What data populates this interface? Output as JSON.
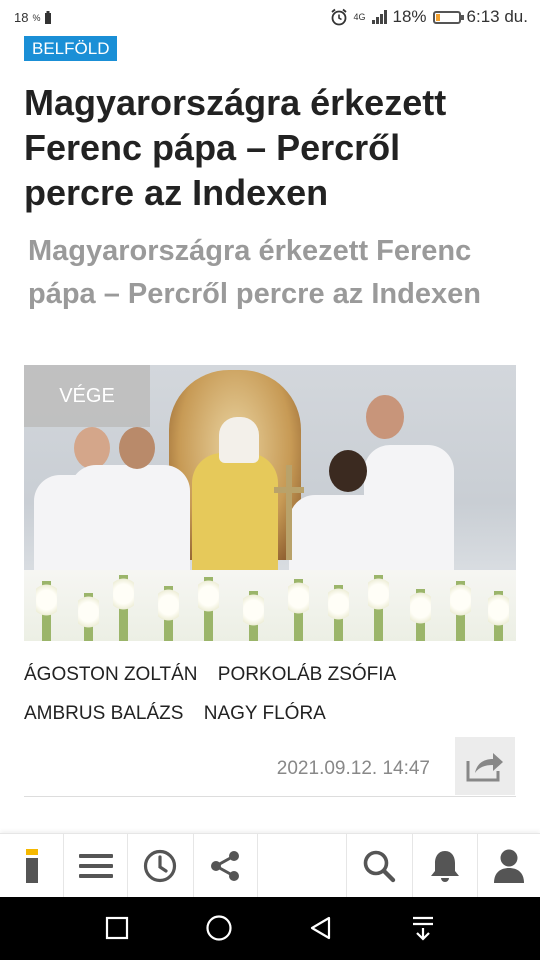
{
  "status_bar": {
    "left_text": "18",
    "battery_text": "18%",
    "time": "6:13 du.",
    "network": "4G",
    "battery_level": 0.18
  },
  "article": {
    "category": "BELFÖLD",
    "title": "Magyarországra érkezett Ferenc pápa – Percről percre az Indexen",
    "subtitle": "Magyarországra érkezett Ferenc pápa – Percről percre az Indexen",
    "photo_badge": "VÉGE",
    "authors": [
      "ÁGOSTON ZOLTÁN",
      "PORKOLÁB ZSÓFIA",
      "AMBRUS BALÁZS",
      "NAGY FLÓRA"
    ],
    "date": "2021.09.12. 14:47"
  },
  "colors": {
    "category_bg": "#1a8fd6",
    "logo_accent": "#f5b800",
    "icon_gray": "#555555"
  },
  "bottom_nav": {
    "items": [
      "index-logo-icon",
      "menu-icon",
      "clock-icon",
      "share-icon",
      "search-icon",
      "bell-icon",
      "user-icon"
    ]
  },
  "system_nav": {
    "items": [
      "recents-icon",
      "home-icon",
      "back-icon",
      "notifications-down-icon"
    ]
  }
}
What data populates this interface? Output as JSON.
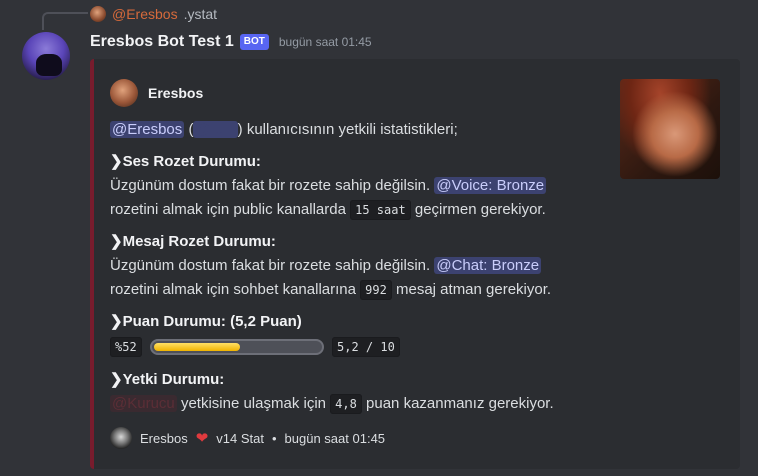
========
:: Exercise brief ::
Quote the full listing above word for word; exclude every picture from the copy.

:: Expected answer ::
What data populates this interface? Output as JSON.
{
  "status_bar": {
    "left_text": "18",
    "battery_text": "18%",
    "time": "6:13 du.",
    "network": "4G",
    "battery_level": 0.18
  },
  "article": {
    "category": "BELFÖLD",
    "title": "Magyarországra érkezett Ferenc pápa – Percről percre az Indexen",
    "subtitle": "Magyarországra érkezett Ferenc pápa – Percről percre az Indexen",
    "photo_badge": "VÉGE",
    "authors": [
      "ÁGOSTON ZOLTÁN",
      "PORKOLÁB ZSÓFIA",
      "AMBRUS BALÁZS",
      "NAGY FLÓRA"
    ],
    "date": "2021.09.12. 14:47"
  },
  "colors": {
    "category_bg": "#1a8fd6",
    "logo_accent": "#f5b800",
    "icon_gray": "#555555"
  },
  "bottom_nav": {
    "items": [
      "index-logo-icon",
      "menu-icon",
      "clock-icon",
      "share-icon",
      "search-icon",
      "bell-icon",
      "user-icon"
    ]
  },
  "system_nav": {
    "items": [
      "recents-icon",
      "home-icon",
      "back-icon",
      "notifications-down-icon"
    ]
  }
}
What data populates this interface? Output as JSON.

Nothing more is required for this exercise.